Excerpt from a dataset
********
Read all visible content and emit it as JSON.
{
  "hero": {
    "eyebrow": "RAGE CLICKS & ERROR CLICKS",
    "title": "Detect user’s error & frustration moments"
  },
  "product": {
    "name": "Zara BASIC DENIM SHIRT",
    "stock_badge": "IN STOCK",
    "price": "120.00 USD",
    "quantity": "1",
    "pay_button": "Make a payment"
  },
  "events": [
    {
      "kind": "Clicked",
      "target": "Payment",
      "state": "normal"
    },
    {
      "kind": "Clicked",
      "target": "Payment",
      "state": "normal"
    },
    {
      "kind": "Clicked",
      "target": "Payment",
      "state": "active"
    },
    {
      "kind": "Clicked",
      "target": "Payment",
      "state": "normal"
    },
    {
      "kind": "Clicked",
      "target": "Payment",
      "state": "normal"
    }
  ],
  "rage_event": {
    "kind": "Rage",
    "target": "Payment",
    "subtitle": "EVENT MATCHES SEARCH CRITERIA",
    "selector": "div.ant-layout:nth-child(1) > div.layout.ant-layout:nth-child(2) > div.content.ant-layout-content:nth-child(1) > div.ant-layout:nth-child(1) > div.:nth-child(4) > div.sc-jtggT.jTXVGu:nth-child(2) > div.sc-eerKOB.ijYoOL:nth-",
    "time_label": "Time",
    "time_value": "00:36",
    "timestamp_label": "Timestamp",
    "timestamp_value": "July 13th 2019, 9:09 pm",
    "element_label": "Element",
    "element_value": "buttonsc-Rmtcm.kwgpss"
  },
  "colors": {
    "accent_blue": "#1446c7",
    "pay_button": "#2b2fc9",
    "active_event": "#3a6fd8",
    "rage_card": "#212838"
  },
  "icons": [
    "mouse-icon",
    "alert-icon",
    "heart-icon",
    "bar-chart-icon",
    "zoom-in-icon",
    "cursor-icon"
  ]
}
********
» WRITTEN TASK:
Copy every line above that holds the word "content".

» TASK OUTPUT:
Read all visible content and emit it as JSON.
    "selector": "div.ant-layout:nth-child(1) > div.layout.ant-layout:nth-child(2) > div.content.ant-layout-content:nth-child(1) > div.ant-layout:nth-child(1) > div.:nth-child(4) > div.sc-jtggT.jTXVGu:nth-child(2) > div.sc-eerKOB.ijYoOL:nth-",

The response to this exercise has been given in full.